▸ Given data:
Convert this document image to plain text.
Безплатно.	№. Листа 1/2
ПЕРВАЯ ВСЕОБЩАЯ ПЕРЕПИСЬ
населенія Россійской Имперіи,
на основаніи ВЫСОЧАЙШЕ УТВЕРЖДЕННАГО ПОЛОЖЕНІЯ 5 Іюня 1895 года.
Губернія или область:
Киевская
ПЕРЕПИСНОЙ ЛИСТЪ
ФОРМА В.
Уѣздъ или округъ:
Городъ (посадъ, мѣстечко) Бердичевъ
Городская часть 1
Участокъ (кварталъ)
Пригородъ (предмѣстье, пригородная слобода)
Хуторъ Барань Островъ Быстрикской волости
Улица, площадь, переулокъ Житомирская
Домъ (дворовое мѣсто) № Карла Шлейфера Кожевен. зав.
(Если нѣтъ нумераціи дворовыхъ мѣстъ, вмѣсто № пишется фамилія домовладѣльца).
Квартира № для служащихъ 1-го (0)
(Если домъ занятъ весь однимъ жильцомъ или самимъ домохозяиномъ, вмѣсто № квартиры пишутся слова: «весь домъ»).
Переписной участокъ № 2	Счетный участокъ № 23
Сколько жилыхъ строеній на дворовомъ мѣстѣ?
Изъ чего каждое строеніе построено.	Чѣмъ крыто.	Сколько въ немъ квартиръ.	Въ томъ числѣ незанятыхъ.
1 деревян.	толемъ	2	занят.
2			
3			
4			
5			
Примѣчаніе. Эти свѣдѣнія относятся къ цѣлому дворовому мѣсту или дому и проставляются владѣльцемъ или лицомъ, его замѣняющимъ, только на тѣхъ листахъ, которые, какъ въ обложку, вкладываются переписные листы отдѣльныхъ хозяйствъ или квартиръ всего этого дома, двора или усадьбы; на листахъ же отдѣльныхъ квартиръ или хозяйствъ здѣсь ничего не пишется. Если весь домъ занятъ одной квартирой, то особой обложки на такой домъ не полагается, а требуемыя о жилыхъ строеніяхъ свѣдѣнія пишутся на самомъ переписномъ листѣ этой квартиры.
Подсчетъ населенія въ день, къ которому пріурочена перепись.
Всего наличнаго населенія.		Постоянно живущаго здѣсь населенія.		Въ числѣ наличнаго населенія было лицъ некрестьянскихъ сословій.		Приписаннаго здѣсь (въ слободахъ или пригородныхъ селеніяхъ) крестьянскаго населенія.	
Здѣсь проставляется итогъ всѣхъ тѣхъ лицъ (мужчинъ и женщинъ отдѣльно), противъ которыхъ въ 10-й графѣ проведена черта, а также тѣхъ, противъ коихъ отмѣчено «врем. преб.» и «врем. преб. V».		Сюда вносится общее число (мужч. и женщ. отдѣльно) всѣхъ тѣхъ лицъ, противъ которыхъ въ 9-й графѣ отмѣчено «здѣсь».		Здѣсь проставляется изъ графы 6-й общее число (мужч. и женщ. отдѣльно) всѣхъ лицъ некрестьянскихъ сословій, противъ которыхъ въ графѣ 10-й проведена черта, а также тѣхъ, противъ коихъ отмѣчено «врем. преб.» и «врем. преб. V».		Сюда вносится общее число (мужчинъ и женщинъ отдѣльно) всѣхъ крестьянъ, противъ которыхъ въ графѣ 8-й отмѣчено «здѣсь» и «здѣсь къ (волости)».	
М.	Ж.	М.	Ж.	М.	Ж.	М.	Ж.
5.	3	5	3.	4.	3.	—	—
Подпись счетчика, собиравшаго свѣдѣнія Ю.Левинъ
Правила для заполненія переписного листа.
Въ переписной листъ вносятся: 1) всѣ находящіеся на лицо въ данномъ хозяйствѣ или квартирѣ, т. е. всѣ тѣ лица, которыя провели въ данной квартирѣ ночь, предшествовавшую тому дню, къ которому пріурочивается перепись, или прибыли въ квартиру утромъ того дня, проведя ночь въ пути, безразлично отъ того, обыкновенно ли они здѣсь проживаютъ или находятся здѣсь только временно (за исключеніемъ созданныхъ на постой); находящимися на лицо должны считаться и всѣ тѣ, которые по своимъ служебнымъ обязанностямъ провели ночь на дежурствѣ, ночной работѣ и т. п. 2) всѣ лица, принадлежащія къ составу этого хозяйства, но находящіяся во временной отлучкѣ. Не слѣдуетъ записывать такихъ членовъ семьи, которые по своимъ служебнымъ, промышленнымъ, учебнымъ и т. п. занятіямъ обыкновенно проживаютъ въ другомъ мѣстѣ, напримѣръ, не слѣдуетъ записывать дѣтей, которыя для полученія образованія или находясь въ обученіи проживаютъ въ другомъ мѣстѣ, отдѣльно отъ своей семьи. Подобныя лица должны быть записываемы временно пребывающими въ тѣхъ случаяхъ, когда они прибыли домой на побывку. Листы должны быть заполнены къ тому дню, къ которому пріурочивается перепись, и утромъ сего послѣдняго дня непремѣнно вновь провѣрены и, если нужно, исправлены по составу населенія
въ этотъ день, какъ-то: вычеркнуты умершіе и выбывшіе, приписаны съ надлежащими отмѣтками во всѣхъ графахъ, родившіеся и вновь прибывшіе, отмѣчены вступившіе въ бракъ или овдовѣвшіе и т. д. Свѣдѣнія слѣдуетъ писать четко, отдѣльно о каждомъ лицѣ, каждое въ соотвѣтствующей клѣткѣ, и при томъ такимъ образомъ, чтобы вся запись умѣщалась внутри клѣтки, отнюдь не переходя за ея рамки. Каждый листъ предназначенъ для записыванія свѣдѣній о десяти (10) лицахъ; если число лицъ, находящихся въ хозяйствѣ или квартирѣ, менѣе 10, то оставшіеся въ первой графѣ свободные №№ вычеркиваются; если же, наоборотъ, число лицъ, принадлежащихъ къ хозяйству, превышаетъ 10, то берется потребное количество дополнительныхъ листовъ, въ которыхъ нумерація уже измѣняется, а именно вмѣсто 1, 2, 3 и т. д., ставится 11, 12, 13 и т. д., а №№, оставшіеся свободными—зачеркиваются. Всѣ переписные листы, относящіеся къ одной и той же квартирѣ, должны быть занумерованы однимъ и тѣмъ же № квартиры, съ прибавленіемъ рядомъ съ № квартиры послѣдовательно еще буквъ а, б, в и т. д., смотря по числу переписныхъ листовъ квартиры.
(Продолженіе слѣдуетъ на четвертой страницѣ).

▸ Short task: Looking at the data above, show all lines where the word "числѣ" occurs.

▸ Problem solution:
Изъ чего каждое строеніе построено.	Чѣмъ крыто.	Сколько въ немъ квартиръ.	Въ томъ числѣ незанятыхъ.
Всего наличнаго населенія.		Постоянно живущаго здѣсь населенія.		Въ числѣ наличнаго населенія было лицъ некрестьянскихъ сословій.		Приписаннаго здѣсь (въ слободахъ или пригородныхъ селеніяхъ) крестьянскаго населенія.	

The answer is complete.